• Written task
Will you give every entry again exactly as it stands?

<<<<

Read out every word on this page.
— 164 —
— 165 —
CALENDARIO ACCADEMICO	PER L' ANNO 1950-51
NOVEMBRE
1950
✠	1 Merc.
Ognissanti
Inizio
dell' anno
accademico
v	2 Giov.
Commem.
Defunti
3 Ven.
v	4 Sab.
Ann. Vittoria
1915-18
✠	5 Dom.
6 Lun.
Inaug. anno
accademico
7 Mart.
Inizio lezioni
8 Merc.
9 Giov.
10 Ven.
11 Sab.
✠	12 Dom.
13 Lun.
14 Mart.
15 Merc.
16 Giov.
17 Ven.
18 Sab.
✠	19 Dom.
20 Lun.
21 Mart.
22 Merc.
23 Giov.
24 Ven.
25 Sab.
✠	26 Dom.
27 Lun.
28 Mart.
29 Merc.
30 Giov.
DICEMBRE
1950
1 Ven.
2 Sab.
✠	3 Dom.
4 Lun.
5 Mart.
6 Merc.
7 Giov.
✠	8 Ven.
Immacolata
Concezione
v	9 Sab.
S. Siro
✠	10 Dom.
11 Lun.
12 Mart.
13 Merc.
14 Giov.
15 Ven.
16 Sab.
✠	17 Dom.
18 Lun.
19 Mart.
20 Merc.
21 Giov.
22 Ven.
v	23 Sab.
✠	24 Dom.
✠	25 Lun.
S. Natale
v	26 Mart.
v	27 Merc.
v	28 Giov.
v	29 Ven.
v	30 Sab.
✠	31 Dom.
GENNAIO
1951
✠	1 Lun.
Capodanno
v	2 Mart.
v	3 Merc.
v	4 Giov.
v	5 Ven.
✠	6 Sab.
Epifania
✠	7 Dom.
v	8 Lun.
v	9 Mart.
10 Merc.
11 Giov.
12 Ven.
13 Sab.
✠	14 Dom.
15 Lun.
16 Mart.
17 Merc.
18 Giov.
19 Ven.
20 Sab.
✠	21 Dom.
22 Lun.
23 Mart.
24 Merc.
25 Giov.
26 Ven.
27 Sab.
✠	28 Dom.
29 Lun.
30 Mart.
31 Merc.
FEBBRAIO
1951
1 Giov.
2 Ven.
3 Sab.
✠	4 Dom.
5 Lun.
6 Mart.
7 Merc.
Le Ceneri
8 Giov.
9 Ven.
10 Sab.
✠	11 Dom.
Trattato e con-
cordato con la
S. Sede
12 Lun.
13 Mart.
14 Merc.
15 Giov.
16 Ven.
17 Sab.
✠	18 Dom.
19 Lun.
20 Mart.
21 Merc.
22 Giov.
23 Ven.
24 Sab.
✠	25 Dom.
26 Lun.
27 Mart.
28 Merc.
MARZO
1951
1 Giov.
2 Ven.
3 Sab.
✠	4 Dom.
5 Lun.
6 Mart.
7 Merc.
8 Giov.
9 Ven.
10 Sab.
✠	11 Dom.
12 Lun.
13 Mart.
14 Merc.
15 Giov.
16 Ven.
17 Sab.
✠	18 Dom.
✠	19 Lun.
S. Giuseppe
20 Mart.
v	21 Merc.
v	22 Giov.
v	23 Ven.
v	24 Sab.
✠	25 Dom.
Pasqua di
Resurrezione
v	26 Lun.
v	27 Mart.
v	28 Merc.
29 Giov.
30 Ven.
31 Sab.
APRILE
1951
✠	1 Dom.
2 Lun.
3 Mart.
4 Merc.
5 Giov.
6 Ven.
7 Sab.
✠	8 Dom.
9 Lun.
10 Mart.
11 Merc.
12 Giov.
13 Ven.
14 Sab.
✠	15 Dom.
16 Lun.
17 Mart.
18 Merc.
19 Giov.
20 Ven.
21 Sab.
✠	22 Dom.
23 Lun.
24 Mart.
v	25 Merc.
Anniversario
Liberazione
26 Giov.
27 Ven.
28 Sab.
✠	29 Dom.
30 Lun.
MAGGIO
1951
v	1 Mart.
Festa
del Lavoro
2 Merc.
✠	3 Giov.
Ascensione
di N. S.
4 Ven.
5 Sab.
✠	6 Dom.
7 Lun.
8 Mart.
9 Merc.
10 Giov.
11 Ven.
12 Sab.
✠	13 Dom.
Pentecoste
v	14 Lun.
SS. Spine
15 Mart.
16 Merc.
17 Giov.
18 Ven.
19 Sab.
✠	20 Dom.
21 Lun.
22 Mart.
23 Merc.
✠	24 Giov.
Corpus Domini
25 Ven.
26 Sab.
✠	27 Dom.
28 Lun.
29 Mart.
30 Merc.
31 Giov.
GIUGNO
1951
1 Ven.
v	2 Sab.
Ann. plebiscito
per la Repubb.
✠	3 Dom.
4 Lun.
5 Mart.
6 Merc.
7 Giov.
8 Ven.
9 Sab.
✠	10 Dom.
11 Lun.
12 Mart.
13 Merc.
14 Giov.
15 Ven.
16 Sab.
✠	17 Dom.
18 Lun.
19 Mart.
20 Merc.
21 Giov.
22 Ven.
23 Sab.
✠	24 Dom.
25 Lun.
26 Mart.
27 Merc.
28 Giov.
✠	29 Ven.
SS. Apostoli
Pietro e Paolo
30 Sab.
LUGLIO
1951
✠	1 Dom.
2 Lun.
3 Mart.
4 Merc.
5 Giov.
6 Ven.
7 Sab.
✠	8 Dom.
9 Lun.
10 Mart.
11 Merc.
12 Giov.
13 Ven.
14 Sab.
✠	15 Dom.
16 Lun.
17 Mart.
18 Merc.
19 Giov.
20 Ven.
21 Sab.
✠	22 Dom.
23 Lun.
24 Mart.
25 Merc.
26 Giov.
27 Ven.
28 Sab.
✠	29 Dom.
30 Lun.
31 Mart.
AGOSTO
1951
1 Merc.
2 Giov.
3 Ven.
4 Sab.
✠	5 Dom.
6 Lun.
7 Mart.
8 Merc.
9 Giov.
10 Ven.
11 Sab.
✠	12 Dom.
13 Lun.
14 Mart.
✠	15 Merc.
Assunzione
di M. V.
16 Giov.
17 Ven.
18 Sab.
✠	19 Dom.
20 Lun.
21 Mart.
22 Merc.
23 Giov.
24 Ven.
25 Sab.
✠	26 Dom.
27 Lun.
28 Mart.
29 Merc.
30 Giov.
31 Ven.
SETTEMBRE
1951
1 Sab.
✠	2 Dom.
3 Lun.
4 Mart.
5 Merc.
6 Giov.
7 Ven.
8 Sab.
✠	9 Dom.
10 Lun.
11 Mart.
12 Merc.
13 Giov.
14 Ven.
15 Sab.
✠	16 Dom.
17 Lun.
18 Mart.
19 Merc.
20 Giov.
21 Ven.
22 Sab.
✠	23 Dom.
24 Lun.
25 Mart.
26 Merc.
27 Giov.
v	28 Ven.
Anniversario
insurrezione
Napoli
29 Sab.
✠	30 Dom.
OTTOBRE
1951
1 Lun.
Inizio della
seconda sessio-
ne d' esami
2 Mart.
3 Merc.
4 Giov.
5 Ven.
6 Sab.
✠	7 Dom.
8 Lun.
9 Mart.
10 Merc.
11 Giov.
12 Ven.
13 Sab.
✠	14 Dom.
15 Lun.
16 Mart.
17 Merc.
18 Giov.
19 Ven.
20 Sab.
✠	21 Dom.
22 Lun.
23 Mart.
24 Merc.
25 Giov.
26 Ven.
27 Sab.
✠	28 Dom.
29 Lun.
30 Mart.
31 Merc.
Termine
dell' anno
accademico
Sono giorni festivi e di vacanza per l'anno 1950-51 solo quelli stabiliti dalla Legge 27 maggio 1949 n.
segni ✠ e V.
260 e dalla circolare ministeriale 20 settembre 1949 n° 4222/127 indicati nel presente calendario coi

>>>>

• Response for this exercise
Read out every word on this page.
— 164 —
— 165 —
CALENDARIO ACCADEMICO	PER L' ANNO 1950-51
NOVEMBRE
1950
✠	1 Merc.
Ognissanti
Inizio
dell' anno
accademico
v	2 Giov.
Commem.
Defunti
3 Ven.
v	4 Sab.
Ann. Vittoria
1915-18
✠	5 Dom.
6 Lun.
Inaug. anno
accademico
7 Mart.
Inizio lezioni
8 Merc.
9 Giov.
10 Ven.
11 Sab.
✠	12 Dom.
13 Lun.
14 Mart.
15 Merc.
16 Giov.
17 Ven.
18 Sab.
✠	19 Dom.
20 Lun.
21 Mart.
22 Merc.
23 Giov.
24 Ven.
25 Sab.
✠	26 Dom.
27 Lun.
28 Mart.
29 Merc.
30 Giov.
DICEMBRE
1950
1 Ven.
2 Sab.
✠	3 Dom.
4 Lun.
5 Mart.
6 Merc.
7 Giov.
✠	8 Ven.
Immacolata
Concezione
v	9 Sab.
S. Siro
✠	10 Dom.
11 Lun.
12 Mart.
13 Merc.
14 Giov.
15 Ven.
16 Sab.
✠	17 Dom.
18 Lun.
19 Mart.
20 Merc.
21 Giov.
22 Ven.
v	23 Sab.
✠	24 Dom.
✠	25 Lun.
S. Natale
v	26 Mart.
v	27 Merc.
v	28 Giov.
v	29 Ven.
v	30 Sab.
✠	31 Dom.
GENNAIO
1951
✠	1 Lun.
Capodanno
v	2 Mart.
v	3 Merc.
v	4 Giov.
v	5 Ven.
✠	6 Sab.
Epifania
✠	7 Dom.
v	8 Lun.
v	9 Mart.
10 Merc.
11 Giov.
12 Ven.
13 Sab.
✠	14 Dom.
15 Lun.
16 Mart.
17 Merc.
18 Giov.
19 Ven.
20 Sab.
✠	21 Dom.
22 Lun.
23 Mart.
24 Merc.
25 Giov.
26 Ven.
27 Sab.
✠	28 Dom.
29 Lun.
30 Mart.
31 Merc.
FEBBRAIO
1951
1 Giov.
2 Ven.
3 Sab.
✠	4 Dom.
5 Lun.
6 Mart.
7 Merc.
Le Ceneri
8 Giov.
9 Ven.
10 Sab.
✠	11 Dom.
Trattato e con-
cordato con la
S. Sede
12 Lun.
13 Mart.
14 Merc.
15 Giov.
16 Ven.
17 Sab.
✠	18 Dom.
19 Lun.
20 Mart.
21 Merc.
22 Giov.
23 Ven.
24 Sab.
✠	25 Dom.
26 Lun.
27 Mart.
28 Merc.
MARZO
1951
1 Giov.
2 Ven.
3 Sab.
✠	4 Dom.
5 Lun.
6 Mart.
7 Merc.
8 Giov.
9 Ven.
10 Sab.
✠	11 Dom.
12 Lun.
13 Mart.
14 Merc.
15 Giov.
16 Ven.
17 Sab.
✠	18 Dom.
✠	19 Lun.
S. Giuseppe
20 Mart.
v	21 Merc.
v	22 Giov.
v	23 Ven.
v	24 Sab.
✠	25 Dom.
Pasqua di
Resurrezione
v	26 Lun.
v	27 Mart.
v	28 Merc.
29 Giov.
30 Ven.
31 Sab.
APRILE
1951
✠	1 Dom.
2 Lun.
3 Mart.
4 Merc.
5 Giov.
6 Ven.
7 Sab.
✠	8 Dom.
9 Lun.
10 Mart.
11 Merc.
12 Giov.
13 Ven.
14 Sab.
✠	15 Dom.
16 Lun.
17 Mart.
18 Merc.
19 Giov.
20 Ven.
21 Sab.
✠	22 Dom.
23 Lun.
24 Mart.
v	25 Merc.
Anniversario
Liberazione
26 Giov.
27 Ven.
28 Sab.
✠	29 Dom.
30 Lun.
MAGGIO
1951
v	1 Mart.
Festa
del Lavoro
2 Merc.
✠	3 Giov.
Ascensione
di N. S.
4 Ven.
5 Sab.
✠	6 Dom.
7 Lun.
8 Mart.
9 Merc.
10 Giov.
11 Ven.
12 Sab.
✠	13 Dom.
Pentecoste
v	14 Lun.
SS. Spine
15 Mart.
16 Merc.
17 Giov.
18 Ven.
19 Sab.
✠	20 Dom.
21 Lun.
22 Mart.
23 Merc.
✠	24 Giov.
Corpus Domini
25 Ven.
26 Sab.
✠	27 Dom.
28 Lun.
29 Mart.
30 Merc.
31 Giov.
GIUGNO
1951
1 Ven.
v	2 Sab.
Ann. plebiscito
per la Repubb.
✠	3 Dom.
4 Lun.
5 Mart.
6 Merc.
7 Giov.
8 Ven.
9 Sab.
✠	10 Dom.
11 Lun.
12 Mart.
13 Merc.
14 Giov.
15 Ven.
16 Sab.
✠	17 Dom.
18 Lun.
19 Mart.
20 Merc.
21 Giov.
22 Ven.
23 Sab.
✠	24 Dom.
25 Lun.
26 Mart.
27 Merc.
28 Giov.
✠	29 Ven.
SS. Apostoli
Pietro e Paolo
30 Sab.
LUGLIO
1951
✠	1 Dom.
2 Lun.
3 Mart.
4 Merc.
5 Giov.
6 Ven.
7 Sab.
✠	8 Dom.
9 Lun.
10 Mart.
11 Merc.
12 Giov.
13 Ven.
14 Sab.
✠	15 Dom.
16 Lun.
17 Mart.
18 Merc.
19 Giov.
20 Ven.
21 Sab.
✠	22 Dom.
23 Lun.
24 Mart.
25 Merc.
26 Giov.
27 Ven.
28 Sab.
✠	29 Dom.
30 Lun.
31 Mart.
AGOSTO
1951
1 Merc.
2 Giov.
3 Ven.
4 Sab.
✠	5 Dom.
6 Lun.
7 Mart.
8 Merc.
9 Giov.
10 Ven.
11 Sab.
✠	12 Dom.
13 Lun.
14 Mart.
✠	15 Merc.
Assunzione
di M. V.
16 Giov.
17 Ven.
18 Sab.
✠	19 Dom.
20 Lun.
21 Mart.
22 Merc.
23 Giov.
24 Ven.
25 Sab.
✠	26 Dom.
27 Lun.
28 Mart.
29 Merc.
30 Giov.
31 Ven.
SETTEMBRE
1951
1 Sab.
✠	2 Dom.
3 Lun.
4 Mart.
5 Merc.
6 Giov.
7 Ven.
8 Sab.
✠	9 Dom.
10 Lun.
11 Mart.
12 Merc.
13 Giov.
14 Ven.
15 Sab.
✠	16 Dom.
17 Lun.
18 Mart.
19 Merc.
20 Giov.
21 Ven.
22 Sab.
✠	23 Dom.
24 Lun.
25 Mart.
26 Merc.
27 Giov.
v	28 Ven.
Anniversario
insurrezione
Napoli
29 Sab.
✠	30 Dom.
OTTOBRE
1951
1 Lun.
Inizio della
seconda sessio-
ne d' esami
2 Mart.
3 Merc.
4 Giov.
5 Ven.
6 Sab.
✠	7 Dom.
8 Lun.
9 Mart.
10 Merc.
11 Giov.
12 Ven.
13 Sab.
✠	14 Dom.
15 Lun.
16 Mart.
17 Merc.
18 Giov.
19 Ven.
20 Sab.
✠	21 Dom.
22 Lun.
23 Mart.
24 Merc.
25 Giov.
26 Ven.
27 Sab.
✠	28 Dom.
29 Lun.
30 Mart.
31 Merc.
Termine
dell' anno
accademico
Sono giorni festivi e di vacanza per l'anno 1950-51 solo quelli stabiliti dalla Legge 27 maggio 1949 n.
segni ✠ e V.
260 e dalla circolare ministeriale 20 settembre 1949 n° 4222/127 indicati nel presente calendario coi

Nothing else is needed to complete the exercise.